-------- EXCERPTED DATA --------

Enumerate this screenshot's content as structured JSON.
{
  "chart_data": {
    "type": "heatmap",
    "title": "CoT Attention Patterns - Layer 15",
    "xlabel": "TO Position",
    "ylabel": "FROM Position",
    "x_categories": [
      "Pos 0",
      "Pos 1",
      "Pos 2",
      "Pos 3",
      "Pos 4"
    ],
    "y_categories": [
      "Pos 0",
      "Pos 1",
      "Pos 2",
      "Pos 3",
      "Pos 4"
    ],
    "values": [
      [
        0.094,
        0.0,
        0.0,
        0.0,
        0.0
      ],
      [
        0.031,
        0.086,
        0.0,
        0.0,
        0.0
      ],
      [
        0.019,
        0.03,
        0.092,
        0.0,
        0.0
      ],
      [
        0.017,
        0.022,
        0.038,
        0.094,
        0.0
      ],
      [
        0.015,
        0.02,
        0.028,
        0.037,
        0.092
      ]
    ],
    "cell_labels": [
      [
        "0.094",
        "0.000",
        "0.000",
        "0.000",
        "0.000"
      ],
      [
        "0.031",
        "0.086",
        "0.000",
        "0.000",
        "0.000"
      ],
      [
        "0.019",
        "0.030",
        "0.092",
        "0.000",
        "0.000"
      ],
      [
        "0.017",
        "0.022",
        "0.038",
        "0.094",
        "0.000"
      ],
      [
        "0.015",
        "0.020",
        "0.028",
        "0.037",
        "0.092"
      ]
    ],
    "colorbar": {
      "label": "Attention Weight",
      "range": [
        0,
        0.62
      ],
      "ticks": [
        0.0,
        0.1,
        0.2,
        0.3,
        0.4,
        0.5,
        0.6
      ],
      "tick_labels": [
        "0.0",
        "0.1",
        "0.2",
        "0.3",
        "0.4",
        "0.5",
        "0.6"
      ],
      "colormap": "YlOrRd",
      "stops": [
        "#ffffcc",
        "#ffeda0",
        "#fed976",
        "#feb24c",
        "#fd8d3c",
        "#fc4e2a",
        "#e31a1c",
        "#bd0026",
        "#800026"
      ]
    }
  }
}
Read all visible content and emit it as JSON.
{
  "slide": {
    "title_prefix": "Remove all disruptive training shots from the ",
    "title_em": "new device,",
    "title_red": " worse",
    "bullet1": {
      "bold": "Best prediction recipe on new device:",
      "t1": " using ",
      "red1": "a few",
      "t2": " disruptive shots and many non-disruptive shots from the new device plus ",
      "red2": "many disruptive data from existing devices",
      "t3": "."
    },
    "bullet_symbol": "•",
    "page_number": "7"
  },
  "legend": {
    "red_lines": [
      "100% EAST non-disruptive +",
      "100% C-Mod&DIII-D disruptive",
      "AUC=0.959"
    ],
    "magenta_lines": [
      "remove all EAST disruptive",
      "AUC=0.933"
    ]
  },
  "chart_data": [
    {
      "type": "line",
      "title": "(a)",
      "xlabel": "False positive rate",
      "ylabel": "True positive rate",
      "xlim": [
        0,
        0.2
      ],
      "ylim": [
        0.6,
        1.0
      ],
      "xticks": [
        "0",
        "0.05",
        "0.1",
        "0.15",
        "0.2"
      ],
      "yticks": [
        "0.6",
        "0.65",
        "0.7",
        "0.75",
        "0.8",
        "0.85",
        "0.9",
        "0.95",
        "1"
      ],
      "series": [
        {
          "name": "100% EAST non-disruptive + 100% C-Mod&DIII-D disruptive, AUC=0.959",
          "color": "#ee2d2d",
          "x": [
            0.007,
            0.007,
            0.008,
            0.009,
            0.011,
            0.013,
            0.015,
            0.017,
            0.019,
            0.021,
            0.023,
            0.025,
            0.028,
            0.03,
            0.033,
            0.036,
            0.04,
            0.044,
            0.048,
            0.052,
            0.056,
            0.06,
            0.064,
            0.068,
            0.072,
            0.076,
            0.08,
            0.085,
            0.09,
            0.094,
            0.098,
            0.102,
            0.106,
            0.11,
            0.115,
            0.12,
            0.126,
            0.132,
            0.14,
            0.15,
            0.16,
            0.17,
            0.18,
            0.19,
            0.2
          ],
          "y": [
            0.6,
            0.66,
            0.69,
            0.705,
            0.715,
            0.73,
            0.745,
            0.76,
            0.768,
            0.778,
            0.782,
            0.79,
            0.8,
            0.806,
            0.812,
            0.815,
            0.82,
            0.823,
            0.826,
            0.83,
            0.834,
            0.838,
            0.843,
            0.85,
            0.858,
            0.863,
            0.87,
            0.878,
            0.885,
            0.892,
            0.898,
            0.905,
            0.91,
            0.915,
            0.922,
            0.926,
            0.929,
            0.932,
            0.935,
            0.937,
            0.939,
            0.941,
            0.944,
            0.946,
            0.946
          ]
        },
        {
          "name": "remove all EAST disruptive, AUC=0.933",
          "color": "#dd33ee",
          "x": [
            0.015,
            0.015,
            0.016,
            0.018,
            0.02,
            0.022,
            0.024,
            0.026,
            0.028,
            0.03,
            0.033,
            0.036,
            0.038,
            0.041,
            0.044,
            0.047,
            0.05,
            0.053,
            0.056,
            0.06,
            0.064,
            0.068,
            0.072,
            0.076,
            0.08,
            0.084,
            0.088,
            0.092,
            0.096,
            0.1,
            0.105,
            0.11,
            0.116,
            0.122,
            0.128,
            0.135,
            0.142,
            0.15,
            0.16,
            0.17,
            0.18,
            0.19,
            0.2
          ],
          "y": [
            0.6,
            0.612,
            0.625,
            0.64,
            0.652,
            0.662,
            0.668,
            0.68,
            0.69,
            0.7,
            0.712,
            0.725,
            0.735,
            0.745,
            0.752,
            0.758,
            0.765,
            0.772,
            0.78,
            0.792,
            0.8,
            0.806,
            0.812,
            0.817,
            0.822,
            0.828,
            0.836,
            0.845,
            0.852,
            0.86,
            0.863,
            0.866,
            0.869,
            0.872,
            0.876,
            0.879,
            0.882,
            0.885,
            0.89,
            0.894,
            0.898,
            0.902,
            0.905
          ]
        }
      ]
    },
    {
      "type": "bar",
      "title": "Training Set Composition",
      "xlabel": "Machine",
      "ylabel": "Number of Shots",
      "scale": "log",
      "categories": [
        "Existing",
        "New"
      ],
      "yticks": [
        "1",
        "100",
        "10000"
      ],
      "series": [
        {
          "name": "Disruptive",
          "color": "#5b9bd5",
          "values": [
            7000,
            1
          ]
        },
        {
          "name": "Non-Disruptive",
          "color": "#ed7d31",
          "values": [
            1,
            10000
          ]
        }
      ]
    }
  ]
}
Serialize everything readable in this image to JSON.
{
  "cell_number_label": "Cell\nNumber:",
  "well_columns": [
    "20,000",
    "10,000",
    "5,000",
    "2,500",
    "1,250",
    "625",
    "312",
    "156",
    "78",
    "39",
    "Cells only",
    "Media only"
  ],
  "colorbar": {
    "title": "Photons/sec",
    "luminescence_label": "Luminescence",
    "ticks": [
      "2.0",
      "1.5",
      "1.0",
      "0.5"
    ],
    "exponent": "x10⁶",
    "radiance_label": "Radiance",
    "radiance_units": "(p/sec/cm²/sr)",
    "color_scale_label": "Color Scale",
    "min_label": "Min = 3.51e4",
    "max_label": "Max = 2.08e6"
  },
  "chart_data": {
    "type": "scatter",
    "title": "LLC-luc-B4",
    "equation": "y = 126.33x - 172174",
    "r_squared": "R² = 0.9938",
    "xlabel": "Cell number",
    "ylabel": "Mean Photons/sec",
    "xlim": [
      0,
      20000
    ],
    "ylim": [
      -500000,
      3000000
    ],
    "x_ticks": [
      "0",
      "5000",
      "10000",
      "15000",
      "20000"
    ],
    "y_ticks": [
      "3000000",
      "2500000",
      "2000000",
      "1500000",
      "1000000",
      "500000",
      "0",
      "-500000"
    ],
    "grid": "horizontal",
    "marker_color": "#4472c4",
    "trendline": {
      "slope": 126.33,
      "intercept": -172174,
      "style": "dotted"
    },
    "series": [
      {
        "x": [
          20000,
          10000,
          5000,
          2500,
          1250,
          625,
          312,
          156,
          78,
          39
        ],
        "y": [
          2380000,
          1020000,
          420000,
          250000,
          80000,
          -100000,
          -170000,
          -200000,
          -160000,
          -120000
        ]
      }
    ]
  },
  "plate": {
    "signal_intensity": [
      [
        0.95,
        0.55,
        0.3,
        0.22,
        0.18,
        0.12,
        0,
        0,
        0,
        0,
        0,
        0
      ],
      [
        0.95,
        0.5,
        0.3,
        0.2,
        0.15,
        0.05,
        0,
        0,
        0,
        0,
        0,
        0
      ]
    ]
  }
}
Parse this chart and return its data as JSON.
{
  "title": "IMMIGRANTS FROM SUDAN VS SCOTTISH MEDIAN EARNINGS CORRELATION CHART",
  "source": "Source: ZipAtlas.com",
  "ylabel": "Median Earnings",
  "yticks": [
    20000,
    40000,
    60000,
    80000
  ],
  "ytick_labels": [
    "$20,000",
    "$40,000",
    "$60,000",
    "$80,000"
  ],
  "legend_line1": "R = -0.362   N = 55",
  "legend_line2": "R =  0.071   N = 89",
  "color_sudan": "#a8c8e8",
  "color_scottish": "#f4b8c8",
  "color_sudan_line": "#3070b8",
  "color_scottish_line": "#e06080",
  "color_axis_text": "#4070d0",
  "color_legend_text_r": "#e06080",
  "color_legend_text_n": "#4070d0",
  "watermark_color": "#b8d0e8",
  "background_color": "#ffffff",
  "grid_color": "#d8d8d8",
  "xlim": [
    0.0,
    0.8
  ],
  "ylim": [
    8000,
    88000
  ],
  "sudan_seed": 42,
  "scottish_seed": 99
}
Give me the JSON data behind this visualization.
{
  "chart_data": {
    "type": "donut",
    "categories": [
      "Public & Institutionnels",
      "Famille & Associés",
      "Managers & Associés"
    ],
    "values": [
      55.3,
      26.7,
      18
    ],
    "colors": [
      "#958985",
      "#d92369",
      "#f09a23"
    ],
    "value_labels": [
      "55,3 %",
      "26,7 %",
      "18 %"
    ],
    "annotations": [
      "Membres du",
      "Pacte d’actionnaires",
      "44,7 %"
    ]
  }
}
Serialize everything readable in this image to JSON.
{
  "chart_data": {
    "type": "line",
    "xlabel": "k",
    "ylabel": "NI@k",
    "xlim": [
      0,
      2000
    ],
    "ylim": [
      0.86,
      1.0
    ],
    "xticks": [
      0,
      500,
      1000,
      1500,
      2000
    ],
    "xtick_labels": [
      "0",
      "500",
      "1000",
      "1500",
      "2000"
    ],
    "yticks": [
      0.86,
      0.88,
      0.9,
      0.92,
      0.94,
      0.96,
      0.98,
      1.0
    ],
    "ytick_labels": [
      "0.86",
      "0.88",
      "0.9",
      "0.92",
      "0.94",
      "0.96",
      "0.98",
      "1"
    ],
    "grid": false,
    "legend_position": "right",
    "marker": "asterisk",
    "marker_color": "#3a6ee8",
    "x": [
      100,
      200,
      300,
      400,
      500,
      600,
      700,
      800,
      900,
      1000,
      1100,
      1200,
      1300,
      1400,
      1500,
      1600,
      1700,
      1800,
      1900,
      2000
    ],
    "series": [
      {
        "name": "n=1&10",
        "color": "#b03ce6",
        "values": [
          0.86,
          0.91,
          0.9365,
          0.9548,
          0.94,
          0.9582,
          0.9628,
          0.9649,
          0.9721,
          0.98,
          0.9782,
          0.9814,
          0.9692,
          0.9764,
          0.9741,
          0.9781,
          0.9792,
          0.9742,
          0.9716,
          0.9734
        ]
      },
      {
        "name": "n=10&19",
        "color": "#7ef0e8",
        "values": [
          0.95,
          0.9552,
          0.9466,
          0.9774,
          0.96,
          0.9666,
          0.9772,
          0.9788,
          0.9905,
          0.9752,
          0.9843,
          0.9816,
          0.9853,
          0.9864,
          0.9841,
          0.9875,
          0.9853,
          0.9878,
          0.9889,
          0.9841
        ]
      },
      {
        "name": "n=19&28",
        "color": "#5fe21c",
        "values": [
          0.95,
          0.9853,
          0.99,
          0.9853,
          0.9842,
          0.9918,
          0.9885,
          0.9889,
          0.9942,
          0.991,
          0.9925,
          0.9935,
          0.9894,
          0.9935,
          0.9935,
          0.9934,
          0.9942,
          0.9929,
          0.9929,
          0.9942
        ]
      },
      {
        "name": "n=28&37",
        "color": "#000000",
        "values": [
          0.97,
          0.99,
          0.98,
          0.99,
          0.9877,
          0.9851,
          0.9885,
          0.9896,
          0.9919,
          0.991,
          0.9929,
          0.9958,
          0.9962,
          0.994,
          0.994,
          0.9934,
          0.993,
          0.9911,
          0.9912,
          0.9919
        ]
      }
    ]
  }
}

--------

- **YOUR GOAL**
Find each line with the string "Photons" and copy it out.

- **RESPONSE BELOW**
    "title": "Photons/sec",
    "ylabel": "Mean Photons/sec",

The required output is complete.